### Data rows

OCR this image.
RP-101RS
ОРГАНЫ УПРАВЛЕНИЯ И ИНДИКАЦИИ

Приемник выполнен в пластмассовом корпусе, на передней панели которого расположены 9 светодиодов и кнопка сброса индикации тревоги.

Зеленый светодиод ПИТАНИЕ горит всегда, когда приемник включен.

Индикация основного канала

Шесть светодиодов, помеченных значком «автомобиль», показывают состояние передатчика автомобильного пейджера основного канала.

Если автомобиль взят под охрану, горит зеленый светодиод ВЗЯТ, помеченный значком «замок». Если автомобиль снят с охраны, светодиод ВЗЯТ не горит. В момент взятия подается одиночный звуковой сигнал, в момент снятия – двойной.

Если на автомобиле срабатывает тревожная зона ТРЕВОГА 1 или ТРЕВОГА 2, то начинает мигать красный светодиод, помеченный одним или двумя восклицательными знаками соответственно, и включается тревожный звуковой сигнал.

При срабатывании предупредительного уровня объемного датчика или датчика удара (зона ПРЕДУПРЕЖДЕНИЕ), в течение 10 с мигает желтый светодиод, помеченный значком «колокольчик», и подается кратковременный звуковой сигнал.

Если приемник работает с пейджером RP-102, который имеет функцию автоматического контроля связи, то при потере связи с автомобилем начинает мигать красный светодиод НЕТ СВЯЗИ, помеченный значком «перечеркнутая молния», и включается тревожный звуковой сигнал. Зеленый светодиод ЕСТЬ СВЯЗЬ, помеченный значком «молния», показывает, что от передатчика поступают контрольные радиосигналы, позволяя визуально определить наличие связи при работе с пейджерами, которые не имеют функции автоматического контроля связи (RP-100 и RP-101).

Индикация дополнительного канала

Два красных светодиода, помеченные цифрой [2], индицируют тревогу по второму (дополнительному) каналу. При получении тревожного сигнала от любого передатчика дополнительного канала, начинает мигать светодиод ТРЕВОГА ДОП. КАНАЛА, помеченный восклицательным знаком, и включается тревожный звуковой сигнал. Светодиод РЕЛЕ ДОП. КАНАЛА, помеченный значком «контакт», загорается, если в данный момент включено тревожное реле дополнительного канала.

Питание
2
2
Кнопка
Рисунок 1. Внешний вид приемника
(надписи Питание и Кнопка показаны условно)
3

######

Scan the records above for the string "подается", then report every line that contains it.

▶ _Output_:
Если автомобиль взят под охрану, горит зеленый светодиод ВЗЯТ, помеченный значком «замок». Если автомобиль снят с охраны, светодиод ВЗЯТ не горит. В момент взятия подается одиночный звуковой сигнал, в момент снятия – двойной.
При срабатывании предупредительного уровня объемного датчика или датчика удара (зона ПРЕДУПРЕЖДЕНИЕ), в течение 10 с мигает желтый светодиод, помеченный значком «колокольчик», и подается кратковременный звуковой сигнал.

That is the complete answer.